/---
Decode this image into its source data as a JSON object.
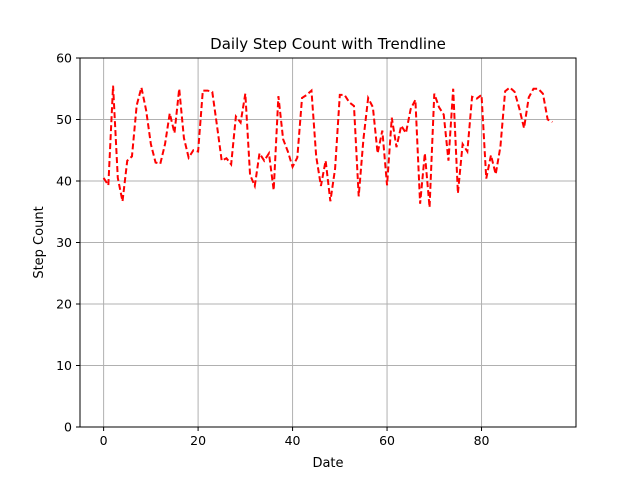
{
  "chart_data": {
    "type": "line",
    "title": "Daily Step Count with Trendline",
    "xlabel": "Date",
    "ylabel": "Step Count",
    "xlim": [
      -5,
      100
    ],
    "ylim": [
      0,
      60
    ],
    "xticks": [
      0,
      20,
      40,
      60,
      80
    ],
    "yticks": [
      0,
      10,
      20,
      30,
      40,
      50,
      60
    ],
    "grid": true,
    "series": [
      {
        "color": "#ff0000",
        "style": "dashed",
        "x": [
          0,
          1,
          2,
          3,
          4,
          5,
          6,
          7,
          8,
          9,
          10,
          11,
          12,
          13,
          14,
          15,
          16,
          17,
          18,
          19,
          20,
          21,
          22,
          23,
          24,
          25,
          26,
          27,
          28,
          29,
          30,
          31,
          32,
          33,
          34,
          35,
          36,
          37,
          38,
          39,
          40,
          41,
          42,
          43,
          44,
          45,
          46,
          47,
          48,
          49,
          50,
          51,
          52,
          53,
          54,
          55,
          56,
          57,
          58,
          59,
          60,
          61,
          62,
          63,
          64,
          65,
          66,
          67,
          68,
          69,
          70,
          71,
          72,
          73,
          74,
          75,
          76,
          77,
          78,
          79,
          80,
          81,
          82,
          83,
          84,
          85,
          86,
          87,
          88,
          89,
          90,
          91,
          92,
          93,
          94,
          95
        ],
        "values": [
          40.5,
          39.3,
          55.5,
          40.5,
          36.7,
          43.3,
          44.0,
          52.3,
          55.2,
          51.5,
          46.0,
          43.0,
          42.8,
          46.0,
          51.0,
          47.8,
          55.0,
          47.0,
          43.8,
          45.0,
          44.8,
          54.7,
          54.7,
          54.5,
          49.0,
          43.3,
          43.7,
          42.7,
          50.5,
          49.5,
          54.2,
          41.0,
          39.2,
          44.5,
          43.3,
          44.5,
          38.5,
          53.8,
          46.8,
          44.8,
          42.3,
          43.8,
          53.5,
          54.0,
          54.7,
          44.0,
          39.2,
          43.3,
          36.7,
          42.0,
          54.0,
          54.0,
          52.8,
          52.2,
          37.5,
          46.8,
          53.5,
          52.0,
          44.5,
          48.2,
          39.3,
          50.3,
          45.5,
          49.0,
          47.8,
          51.7,
          53.2,
          36.3,
          44.5,
          35.7,
          54.2,
          52.0,
          50.8,
          43.3,
          55.0,
          38.0,
          46.0,
          44.8,
          53.7,
          53.4,
          54.0,
          40.4,
          44.2,
          41.1,
          45.6,
          54.6,
          55.2,
          54.5,
          51.8,
          48.6,
          53.6,
          55.0,
          55.0,
          54.2,
          50.0,
          49.6
        ]
      }
    ]
  }
}
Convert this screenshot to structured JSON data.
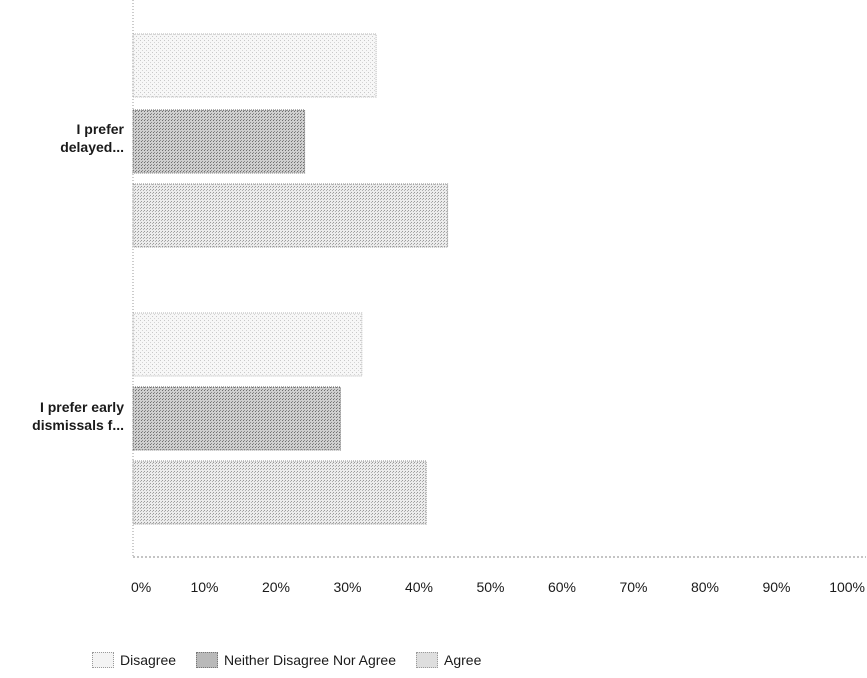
{
  "chart_data": {
    "type": "bar",
    "orientation": "horizontal",
    "categories": [
      "I prefer delayed...",
      "I prefer early dismissals f..."
    ],
    "category_lines": [
      [
        "I prefer",
        "delayed..."
      ],
      [
        "I prefer early",
        "dismissals f..."
      ]
    ],
    "series": [
      {
        "name": "Disagree",
        "values": [
          34,
          32
        ],
        "color": "#f4f4f4"
      },
      {
        "name": "Neither Disagree Nor Agree",
        "values": [
          24,
          29
        ],
        "color": "#b9b9b9"
      },
      {
        "name": "Agree",
        "values": [
          44,
          41
        ],
        "color": "#dedede"
      }
    ],
    "xlim": [
      0,
      100
    ],
    "x_ticks": [
      "0%",
      "10%",
      "20%",
      "30%",
      "40%",
      "50%",
      "60%",
      "70%",
      "80%",
      "90%",
      "100%"
    ],
    "legend_position": "bottom",
    "grid": false
  }
}
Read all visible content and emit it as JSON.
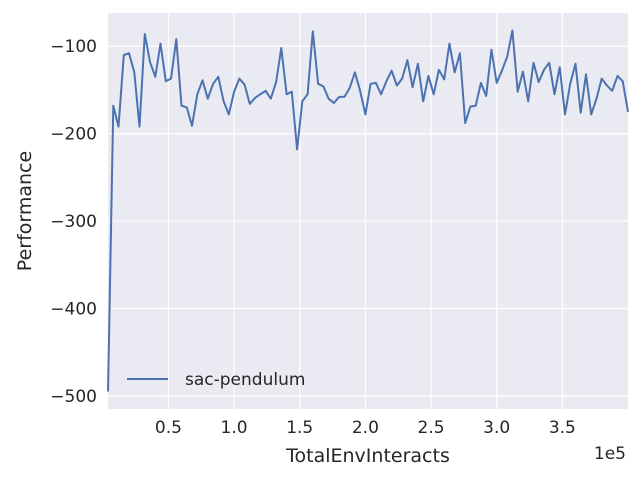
{
  "chart_data": {
    "type": "line",
    "xlabel": "TotalEnvInteracts",
    "ylabel": "Performance",
    "x_scale_label": "1e5",
    "xlim": [
      4000,
      400000
    ],
    "ylim": [
      -515,
      -62
    ],
    "x_ticks": [
      50000,
      100000,
      150000,
      200000,
      250000,
      300000,
      350000
    ],
    "x_tick_labels": [
      "0.5",
      "1.0",
      "1.5",
      "2.0",
      "2.5",
      "3.0",
      "3.5"
    ],
    "y_ticks": [
      -500,
      -400,
      -300,
      -200,
      -100
    ],
    "y_tick_labels": [
      "−500",
      "−400",
      "−300",
      "−200",
      "−100"
    ],
    "grid": true,
    "legend_position": "lower-left",
    "colors": {
      "plot_background": "#eaeaf2",
      "grid": "#ffffff",
      "series": "#4c72b0"
    },
    "series": [
      {
        "name": "sac-pendulum",
        "x": [
          4000,
          8000,
          12000,
          16000,
          20000,
          24000,
          28000,
          32000,
          36000,
          40000,
          44000,
          48000,
          52000,
          56000,
          60000,
          64000,
          68000,
          72000,
          76000,
          80000,
          84000,
          88000,
          92000,
          96000,
          100000,
          104000,
          108000,
          112000,
          116000,
          120000,
          124000,
          128000,
          132000,
          136000,
          140000,
          144000,
          148000,
          152000,
          156000,
          160000,
          164000,
          168000,
          172000,
          176000,
          180000,
          184000,
          188000,
          192000,
          196000,
          200000,
          204000,
          208000,
          212000,
          216000,
          220000,
          224000,
          228000,
          232000,
          236000,
          240000,
          244000,
          248000,
          252000,
          256000,
          260000,
          264000,
          268000,
          272000,
          276000,
          280000,
          284000,
          288000,
          292000,
          296000,
          300000,
          304000,
          308000,
          312000,
          316000,
          320000,
          324000,
          328000,
          332000,
          336000,
          340000,
          344000,
          348000,
          352000,
          356000,
          360000,
          364000,
          368000,
          372000,
          376000,
          380000,
          384000,
          388000,
          392000,
          396000,
          400000
        ],
        "y": [
          -495,
          -168,
          -192,
          -110,
          -108,
          -130,
          -192,
          -86,
          -118,
          -135,
          -97,
          -140,
          -137,
          -92,
          -168,
          -170,
          -191,
          -155,
          -139,
          -160,
          -143,
          -135,
          -163,
          -178,
          -152,
          -137,
          -144,
          -166,
          -159,
          -155,
          -151,
          -160,
          -141,
          -102,
          -155,
          -152,
          -218,
          -163,
          -155,
          -83,
          -143,
          -146,
          -160,
          -165,
          -158,
          -158,
          -148,
          -130,
          -151,
          -178,
          -143,
          -142,
          -155,
          -140,
          -128,
          -145,
          -137,
          -116,
          -147,
          -120,
          -163,
          -134,
          -155,
          -127,
          -138,
          -97,
          -130,
          -108,
          -188,
          -169,
          -168,
          -142,
          -157,
          -104,
          -142,
          -128,
          -112,
          -82,
          -152,
          -129,
          -163,
          -119,
          -141,
          -127,
          -119,
          -155,
          -124,
          -178,
          -143,
          -120,
          -176,
          -132,
          -178,
          -160,
          -137,
          -145,
          -151,
          -134,
          -140,
          -175
        ]
      }
    ]
  }
}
\---
## TO DO:
Select every line in the records above that contains the word "xlabel".

## WORKED ANSWER:
    "xlabel": "Date",
    "xlabel": "TotalEnvInteracts",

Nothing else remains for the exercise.